* TASK TO CARRY OUT
Reproduce, character for character, every line of the material from the one containing "tool-preset-dropdown[interactable] (18, 34, 24, 42)" through the one containing "navigator-zoom-value[interactable]: 24,4% (469, 187, 487, 194)", both ends included.

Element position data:
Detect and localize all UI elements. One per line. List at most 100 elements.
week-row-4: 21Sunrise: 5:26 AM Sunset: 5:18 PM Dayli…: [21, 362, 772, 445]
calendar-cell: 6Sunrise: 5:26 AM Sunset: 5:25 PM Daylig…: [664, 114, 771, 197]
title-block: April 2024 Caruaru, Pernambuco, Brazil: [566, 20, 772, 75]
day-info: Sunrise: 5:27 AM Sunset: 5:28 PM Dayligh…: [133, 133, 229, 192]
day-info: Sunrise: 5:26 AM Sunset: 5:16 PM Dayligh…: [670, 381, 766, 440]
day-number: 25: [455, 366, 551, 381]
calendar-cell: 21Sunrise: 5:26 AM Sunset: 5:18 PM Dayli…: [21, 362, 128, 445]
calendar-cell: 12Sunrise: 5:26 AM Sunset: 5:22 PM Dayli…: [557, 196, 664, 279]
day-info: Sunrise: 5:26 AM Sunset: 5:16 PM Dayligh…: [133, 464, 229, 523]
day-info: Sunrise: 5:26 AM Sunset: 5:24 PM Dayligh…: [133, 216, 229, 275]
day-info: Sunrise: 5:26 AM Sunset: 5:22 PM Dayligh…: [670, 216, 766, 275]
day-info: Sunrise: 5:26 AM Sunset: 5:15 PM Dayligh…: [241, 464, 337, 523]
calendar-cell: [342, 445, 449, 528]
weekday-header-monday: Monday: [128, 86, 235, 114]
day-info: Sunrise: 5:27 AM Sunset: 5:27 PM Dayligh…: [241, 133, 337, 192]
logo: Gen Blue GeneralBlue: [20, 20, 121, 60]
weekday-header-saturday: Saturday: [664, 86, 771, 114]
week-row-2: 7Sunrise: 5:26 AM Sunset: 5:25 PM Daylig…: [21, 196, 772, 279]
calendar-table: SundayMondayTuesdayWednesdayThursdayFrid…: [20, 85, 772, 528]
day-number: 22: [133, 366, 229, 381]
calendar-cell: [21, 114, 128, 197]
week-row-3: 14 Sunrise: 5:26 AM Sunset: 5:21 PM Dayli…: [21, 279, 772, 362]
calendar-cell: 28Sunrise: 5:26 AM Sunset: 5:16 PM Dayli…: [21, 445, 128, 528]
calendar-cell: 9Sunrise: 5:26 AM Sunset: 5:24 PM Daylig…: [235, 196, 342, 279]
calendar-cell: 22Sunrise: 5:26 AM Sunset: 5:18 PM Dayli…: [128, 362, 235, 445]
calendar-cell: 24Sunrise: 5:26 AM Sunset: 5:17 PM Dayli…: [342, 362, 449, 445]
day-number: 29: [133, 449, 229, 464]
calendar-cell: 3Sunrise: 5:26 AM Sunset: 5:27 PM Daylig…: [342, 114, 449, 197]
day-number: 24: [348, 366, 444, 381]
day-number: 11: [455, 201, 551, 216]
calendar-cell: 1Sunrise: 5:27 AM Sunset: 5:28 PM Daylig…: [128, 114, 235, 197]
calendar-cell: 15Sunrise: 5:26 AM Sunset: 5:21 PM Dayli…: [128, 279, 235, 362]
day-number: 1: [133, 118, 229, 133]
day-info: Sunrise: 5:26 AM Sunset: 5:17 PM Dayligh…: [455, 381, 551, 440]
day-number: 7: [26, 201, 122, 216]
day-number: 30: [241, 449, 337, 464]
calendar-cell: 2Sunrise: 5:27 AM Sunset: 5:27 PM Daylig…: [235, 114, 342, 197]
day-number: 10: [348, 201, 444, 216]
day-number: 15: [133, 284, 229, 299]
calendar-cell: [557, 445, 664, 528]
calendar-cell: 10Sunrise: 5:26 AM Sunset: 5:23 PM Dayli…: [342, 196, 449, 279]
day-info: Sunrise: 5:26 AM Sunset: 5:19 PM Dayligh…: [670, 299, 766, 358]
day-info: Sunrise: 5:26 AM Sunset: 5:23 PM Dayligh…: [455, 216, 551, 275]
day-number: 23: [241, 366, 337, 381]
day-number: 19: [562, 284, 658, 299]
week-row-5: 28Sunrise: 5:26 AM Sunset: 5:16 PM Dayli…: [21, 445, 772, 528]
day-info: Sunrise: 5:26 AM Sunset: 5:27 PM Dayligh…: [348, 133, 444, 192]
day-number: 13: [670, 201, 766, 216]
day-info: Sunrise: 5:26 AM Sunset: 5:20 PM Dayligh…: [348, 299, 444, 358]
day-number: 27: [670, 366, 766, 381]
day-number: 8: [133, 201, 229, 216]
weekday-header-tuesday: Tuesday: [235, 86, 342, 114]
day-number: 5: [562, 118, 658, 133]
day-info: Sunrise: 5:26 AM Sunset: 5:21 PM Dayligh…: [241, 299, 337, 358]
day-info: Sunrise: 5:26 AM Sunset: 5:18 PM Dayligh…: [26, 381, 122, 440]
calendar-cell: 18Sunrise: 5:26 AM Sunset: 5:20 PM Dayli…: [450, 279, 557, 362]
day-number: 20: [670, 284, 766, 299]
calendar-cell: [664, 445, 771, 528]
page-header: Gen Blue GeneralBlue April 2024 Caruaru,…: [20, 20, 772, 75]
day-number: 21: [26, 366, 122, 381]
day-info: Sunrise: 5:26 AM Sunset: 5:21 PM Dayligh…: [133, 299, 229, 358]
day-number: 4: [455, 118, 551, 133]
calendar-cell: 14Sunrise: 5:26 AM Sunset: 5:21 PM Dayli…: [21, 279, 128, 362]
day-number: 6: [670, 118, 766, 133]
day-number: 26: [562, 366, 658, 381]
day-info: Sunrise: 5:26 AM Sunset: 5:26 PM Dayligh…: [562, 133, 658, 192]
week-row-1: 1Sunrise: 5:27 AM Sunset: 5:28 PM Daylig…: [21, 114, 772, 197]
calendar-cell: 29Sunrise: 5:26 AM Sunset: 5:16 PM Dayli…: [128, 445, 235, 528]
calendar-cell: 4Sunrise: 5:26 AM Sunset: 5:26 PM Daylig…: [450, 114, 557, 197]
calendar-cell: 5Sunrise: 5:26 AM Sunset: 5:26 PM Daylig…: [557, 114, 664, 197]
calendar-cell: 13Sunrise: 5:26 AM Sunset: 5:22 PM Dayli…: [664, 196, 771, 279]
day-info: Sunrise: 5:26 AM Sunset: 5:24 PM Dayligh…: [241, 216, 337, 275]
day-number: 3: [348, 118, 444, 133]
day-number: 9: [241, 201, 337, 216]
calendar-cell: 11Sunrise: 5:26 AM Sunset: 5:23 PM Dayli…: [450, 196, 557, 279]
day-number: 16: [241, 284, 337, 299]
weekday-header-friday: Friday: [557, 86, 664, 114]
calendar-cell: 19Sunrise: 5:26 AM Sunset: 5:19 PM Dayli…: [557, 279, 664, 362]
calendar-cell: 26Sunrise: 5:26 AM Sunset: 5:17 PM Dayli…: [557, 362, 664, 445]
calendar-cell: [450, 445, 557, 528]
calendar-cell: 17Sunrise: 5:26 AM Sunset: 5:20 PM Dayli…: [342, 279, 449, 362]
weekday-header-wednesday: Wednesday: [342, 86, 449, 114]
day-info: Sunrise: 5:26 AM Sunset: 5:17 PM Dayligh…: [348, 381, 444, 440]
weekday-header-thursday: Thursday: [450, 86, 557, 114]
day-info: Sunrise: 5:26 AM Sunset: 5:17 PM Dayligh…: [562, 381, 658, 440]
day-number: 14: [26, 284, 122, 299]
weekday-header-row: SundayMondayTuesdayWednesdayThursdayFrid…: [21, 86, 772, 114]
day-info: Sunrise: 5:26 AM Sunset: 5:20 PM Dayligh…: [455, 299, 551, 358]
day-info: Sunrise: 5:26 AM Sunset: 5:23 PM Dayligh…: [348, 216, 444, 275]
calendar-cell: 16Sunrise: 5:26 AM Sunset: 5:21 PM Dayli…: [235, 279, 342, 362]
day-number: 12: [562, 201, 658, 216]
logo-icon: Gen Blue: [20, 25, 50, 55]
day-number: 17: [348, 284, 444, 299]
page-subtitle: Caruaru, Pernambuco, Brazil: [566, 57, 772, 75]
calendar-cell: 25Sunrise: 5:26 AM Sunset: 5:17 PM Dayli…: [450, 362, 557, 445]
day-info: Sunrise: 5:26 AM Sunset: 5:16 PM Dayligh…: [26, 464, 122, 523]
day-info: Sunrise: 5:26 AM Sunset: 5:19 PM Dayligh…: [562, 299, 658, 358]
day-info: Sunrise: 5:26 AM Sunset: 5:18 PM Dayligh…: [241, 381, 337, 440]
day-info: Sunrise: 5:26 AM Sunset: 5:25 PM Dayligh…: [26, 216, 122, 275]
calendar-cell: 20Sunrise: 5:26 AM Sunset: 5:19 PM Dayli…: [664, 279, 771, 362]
...
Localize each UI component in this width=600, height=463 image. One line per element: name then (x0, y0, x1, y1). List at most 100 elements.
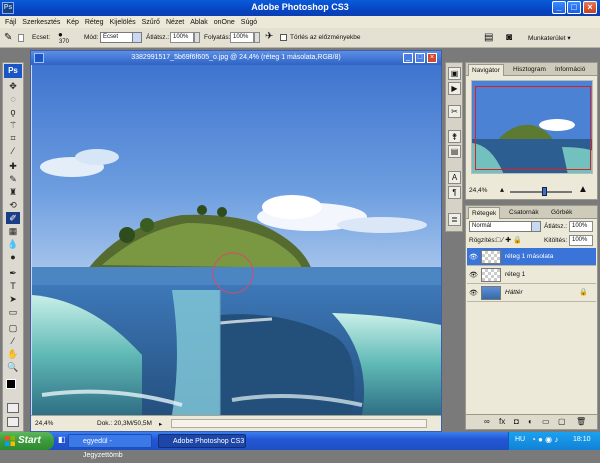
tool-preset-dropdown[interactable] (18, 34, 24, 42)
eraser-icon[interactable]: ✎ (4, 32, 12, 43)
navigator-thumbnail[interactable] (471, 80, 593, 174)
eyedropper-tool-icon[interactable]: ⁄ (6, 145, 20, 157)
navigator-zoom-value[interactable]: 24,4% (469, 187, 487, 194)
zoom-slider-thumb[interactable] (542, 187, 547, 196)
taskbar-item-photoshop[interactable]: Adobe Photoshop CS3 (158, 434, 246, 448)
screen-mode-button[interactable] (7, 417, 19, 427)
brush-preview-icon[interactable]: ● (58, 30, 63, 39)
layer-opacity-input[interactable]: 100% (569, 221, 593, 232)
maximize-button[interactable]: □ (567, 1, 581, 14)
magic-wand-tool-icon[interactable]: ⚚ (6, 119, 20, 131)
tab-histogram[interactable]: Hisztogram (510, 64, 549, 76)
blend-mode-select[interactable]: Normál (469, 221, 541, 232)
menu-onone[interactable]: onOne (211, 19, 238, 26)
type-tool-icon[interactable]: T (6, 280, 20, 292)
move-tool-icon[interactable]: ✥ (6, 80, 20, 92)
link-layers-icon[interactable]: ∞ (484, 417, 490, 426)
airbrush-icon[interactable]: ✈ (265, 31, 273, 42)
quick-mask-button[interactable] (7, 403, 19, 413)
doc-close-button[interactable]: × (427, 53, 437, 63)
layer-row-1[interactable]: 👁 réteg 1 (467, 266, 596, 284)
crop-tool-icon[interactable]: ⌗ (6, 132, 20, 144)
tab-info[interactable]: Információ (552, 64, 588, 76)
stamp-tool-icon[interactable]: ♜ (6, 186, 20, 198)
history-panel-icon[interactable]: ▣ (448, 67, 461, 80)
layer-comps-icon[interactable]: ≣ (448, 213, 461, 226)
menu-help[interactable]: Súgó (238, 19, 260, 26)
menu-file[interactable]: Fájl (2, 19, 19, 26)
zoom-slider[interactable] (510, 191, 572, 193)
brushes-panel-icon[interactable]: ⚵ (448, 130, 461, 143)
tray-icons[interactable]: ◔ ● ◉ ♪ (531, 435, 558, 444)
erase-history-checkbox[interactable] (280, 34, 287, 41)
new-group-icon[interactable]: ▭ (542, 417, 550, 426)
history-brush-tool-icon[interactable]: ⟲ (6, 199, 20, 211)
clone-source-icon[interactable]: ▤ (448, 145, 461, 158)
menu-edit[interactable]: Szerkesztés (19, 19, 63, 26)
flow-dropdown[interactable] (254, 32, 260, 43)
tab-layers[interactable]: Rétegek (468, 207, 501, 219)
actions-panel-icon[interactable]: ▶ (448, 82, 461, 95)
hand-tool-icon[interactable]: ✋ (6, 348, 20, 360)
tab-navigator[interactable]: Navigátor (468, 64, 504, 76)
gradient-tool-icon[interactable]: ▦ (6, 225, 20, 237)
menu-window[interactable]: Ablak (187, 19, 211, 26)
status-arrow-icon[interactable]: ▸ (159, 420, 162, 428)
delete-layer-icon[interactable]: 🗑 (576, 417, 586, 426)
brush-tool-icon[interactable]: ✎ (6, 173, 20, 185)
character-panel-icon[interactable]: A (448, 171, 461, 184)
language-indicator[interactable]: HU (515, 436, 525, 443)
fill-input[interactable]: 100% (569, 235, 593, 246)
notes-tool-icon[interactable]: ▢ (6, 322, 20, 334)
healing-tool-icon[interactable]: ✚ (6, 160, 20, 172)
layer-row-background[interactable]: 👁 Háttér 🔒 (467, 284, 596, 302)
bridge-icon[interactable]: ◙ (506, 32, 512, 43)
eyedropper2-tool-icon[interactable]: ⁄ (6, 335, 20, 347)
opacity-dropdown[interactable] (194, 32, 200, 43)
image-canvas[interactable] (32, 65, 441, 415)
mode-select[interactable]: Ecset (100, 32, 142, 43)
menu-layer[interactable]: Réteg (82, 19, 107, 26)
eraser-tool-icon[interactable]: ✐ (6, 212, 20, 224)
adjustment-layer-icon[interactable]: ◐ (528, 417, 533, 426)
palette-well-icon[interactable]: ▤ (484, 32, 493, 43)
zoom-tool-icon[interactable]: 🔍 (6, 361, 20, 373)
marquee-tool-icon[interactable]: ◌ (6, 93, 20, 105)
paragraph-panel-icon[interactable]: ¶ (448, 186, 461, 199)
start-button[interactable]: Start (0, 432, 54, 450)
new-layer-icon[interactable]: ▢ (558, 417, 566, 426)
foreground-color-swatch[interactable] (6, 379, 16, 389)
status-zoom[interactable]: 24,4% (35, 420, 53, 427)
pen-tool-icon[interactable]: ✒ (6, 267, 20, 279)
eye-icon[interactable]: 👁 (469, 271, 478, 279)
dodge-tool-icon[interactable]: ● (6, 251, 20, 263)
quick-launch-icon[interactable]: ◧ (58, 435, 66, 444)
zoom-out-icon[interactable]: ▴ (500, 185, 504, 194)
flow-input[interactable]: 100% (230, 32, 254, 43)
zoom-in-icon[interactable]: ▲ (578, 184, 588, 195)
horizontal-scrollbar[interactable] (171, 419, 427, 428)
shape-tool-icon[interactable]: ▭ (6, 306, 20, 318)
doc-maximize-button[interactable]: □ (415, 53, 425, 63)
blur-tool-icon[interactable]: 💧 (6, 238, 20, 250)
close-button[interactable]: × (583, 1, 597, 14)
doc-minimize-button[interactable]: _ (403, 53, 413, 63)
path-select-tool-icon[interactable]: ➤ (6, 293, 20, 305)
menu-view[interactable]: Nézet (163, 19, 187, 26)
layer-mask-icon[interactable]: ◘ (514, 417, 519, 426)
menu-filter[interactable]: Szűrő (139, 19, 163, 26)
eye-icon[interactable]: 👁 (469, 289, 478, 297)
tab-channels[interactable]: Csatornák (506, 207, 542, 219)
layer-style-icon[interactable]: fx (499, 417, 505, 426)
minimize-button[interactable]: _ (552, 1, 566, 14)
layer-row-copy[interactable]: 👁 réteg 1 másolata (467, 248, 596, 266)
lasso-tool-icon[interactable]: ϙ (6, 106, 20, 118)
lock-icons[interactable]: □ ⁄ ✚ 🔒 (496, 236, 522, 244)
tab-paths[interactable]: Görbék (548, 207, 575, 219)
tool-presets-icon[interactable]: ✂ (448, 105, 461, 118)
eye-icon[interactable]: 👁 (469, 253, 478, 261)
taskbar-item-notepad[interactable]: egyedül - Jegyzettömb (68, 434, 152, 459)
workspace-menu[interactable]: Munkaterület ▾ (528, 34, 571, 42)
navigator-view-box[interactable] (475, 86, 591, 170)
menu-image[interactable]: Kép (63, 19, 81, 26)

* ANSWER TO THIS TASK
tool-preset-dropdown[interactable] (18, 34, 24, 42)
eraser-icon[interactable]: ✎ (4, 32, 12, 43)
navigator-thumbnail[interactable] (471, 80, 593, 174)
eyedropper-tool-icon[interactable]: ⁄ (6, 145, 20, 157)
navigator-zoom-value[interactable]: 24,4% (469, 187, 487, 194)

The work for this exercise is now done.